- [Problem details]: Every line of the material that follows must be printed again exactly.

Data items:
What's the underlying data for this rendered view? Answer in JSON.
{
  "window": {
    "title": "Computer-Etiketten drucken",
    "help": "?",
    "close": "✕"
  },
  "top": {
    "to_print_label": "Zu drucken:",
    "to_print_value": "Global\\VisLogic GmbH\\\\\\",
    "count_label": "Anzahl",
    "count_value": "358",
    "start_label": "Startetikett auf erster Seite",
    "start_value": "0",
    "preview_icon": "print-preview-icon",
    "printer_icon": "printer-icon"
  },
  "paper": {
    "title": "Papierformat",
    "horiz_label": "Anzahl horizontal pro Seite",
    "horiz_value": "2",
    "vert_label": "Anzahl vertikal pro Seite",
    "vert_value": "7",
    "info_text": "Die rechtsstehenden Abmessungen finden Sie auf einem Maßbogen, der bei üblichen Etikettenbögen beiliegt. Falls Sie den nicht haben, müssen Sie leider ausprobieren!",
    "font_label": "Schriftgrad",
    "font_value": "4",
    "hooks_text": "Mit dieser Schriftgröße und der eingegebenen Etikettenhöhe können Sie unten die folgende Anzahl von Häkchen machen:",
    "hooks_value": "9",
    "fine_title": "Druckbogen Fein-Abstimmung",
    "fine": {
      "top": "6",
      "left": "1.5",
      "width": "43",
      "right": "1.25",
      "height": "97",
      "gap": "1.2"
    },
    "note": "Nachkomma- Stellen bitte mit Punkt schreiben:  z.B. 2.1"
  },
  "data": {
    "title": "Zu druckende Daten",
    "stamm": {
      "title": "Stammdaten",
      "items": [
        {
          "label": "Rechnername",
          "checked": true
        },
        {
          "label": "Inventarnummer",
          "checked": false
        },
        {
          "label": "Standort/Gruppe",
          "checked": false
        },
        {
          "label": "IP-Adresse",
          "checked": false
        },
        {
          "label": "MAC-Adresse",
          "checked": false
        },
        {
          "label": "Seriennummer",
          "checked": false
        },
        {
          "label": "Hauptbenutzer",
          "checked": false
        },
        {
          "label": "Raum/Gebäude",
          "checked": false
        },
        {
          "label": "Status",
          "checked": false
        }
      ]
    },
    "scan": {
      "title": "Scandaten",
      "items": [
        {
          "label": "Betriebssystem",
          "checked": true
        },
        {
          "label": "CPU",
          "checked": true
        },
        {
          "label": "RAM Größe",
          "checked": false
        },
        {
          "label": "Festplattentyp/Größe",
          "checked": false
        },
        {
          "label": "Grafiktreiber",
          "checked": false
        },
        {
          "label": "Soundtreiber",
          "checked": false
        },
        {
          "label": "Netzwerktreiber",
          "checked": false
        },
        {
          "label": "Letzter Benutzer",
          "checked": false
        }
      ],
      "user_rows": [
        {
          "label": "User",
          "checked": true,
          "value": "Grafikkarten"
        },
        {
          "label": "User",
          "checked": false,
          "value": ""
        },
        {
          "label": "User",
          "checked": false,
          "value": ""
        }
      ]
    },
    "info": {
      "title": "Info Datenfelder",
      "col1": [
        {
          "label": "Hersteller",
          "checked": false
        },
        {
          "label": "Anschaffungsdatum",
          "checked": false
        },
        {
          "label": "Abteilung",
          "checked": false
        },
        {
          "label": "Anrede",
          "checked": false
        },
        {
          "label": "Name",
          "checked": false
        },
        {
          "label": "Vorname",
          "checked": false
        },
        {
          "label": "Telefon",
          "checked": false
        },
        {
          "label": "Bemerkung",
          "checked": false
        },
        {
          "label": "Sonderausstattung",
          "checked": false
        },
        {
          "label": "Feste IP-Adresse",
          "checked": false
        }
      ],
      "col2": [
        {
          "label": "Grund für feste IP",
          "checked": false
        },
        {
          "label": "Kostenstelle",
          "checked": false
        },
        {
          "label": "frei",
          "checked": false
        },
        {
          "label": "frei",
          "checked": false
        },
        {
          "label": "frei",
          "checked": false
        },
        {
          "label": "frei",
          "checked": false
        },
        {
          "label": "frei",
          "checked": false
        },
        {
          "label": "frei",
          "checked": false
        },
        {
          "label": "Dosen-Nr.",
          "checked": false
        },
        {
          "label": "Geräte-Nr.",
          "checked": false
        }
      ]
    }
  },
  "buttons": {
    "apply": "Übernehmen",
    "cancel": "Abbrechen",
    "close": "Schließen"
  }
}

- [Exercise response]:
What's the underlying data for this rendered view? Answer in JSON.
{
  "window": {
    "title": "Computer-Etiketten drucken",
    "help": "?",
    "close": "✕"
  },
  "top": {
    "to_print_label": "Zu drucken:",
    "to_print_value": "Global\\VisLogic GmbH\\\\\\",
    "count_label": "Anzahl",
    "count_value": "358",
    "start_label": "Startetikett auf erster Seite",
    "start_value": "0",
    "preview_icon": "print-preview-icon",
    "printer_icon": "printer-icon"
  },
  "paper": {
    "title": "Papierformat",
    "horiz_label": "Anzahl horizontal pro Seite",
    "horiz_value": "2",
    "vert_label": "Anzahl vertikal pro Seite",
    "vert_value": "7",
    "info_text": "Die rechtsstehenden Abmessungen finden Sie auf einem Maßbogen, der bei üblichen Etikettenbögen beiliegt. Falls Sie den nicht haben, müssen Sie leider ausprobieren!",
    "font_label": "Schriftgrad",
    "font_value": "4",
    "hooks_text": "Mit dieser Schriftgröße und der eingegebenen Etikettenhöhe können Sie unten die folgende Anzahl von Häkchen machen:",
    "hooks_value": "9",
    "fine_title": "Druckbogen Fein-Abstimmung",
    "fine": {
      "top": "6",
      "left": "1.5",
      "width": "43",
      "right": "1.25",
      "height": "97",
      "gap": "1.2"
    },
    "note": "Nachkomma- Stellen bitte mit Punkt schreiben:  z.B. 2.1"
  },
  "data": {
    "title": "Zu druckende Daten",
    "stamm": {
      "title": "Stammdaten",
      "items": [
        {
          "label": "Rechnername",
          "checked": true
        },
        {
          "label": "Inventarnummer",
          "checked": false
        },
        {
          "label": "Standort/Gruppe",
          "checked": false
        },
        {
          "label": "IP-Adresse",
          "checked": false
        },
        {
          "label": "MAC-Adresse",
          "checked": false
        },
        {
          "label": "Seriennummer",
          "checked": false
        },
        {
          "label": "Hauptbenutzer",
          "checked": false
        },
        {
          "label": "Raum/Gebäude",
          "checked": false
        },
        {
          "label": "Status",
          "checked": false
        }
      ]
    },
    "scan": {
      "title": "Scandaten",
      "items": [
        {
          "label": "Betriebssystem",
          "checked": true
        },
        {
          "label": "CPU",
          "checked": true
        },
        {
          "label": "RAM Größe",
          "checked": false
        },
        {
          "label": "Festplattentyp/Größe",
          "checked": false
        },
        {
          "label": "Grafiktreiber",
          "checked": false
        },
        {
          "label": "Soundtreiber",
          "checked": false
        },
        {
          "label": "Netzwerktreiber",
          "checked": false
        },
        {
          "label": "Letzter Benutzer",
          "checked": false
        }
      ],
      "user_rows": [
        {
          "label": "User",
          "checked": true,
          "value": "Grafikkarten"
        },
        {
          "label": "User",
          "checked": false,
          "value": ""
        },
        {
          "label": "User",
          "checked": false,
          "value": ""
        }
      ]
    },
    "info": {
      "title": "Info Datenfelder",
      "col1": [
        {
          "label": "Hersteller",
          "checked": false
        },
        {
          "label": "Anschaffungsdatum",
          "checked": false
        },
        {
          "label": "Abteilung",
          "checked": false
        },
        {
          "label": "Anrede",
          "checked": false
        },
        {
          "label": "Name",
          "checked": false
        },
        {
          "label": "Vorname",
          "checked": false
        },
        {
          "label": "Telefon",
          "checked": false
        },
        {
          "label": "Bemerkung",
          "checked": false
        },
        {
          "label": "Sonderausstattung",
          "checked": false
        },
        {
          "label": "Feste IP-Adresse",
          "checked": false
        }
      ],
      "col2": [
        {
          "label": "Grund für feste IP",
          "checked": false
        },
        {
          "label": "Kostenstelle",
          "checked": false
        },
        {
          "label": "frei",
          "checked": false
        },
        {
          "label": "frei",
          "checked": false
        },
        {
          "label": "frei",
          "checked": false
        },
        {
          "label": "frei",
          "checked": false
        },
        {
          "label": "frei",
          "checked": false
        },
        {
          "label": "frei",
          "checked": false
        },
        {
          "label": "Dosen-Nr.",
          "checked": false
        },
        {
          "label": "Geräte-Nr.",
          "checked": false
        }
      ]
    }
  },
  "buttons": {
    "apply": "Übernehmen",
    "cancel": "Abbrechen",
    "close": "Schließen"
  }
}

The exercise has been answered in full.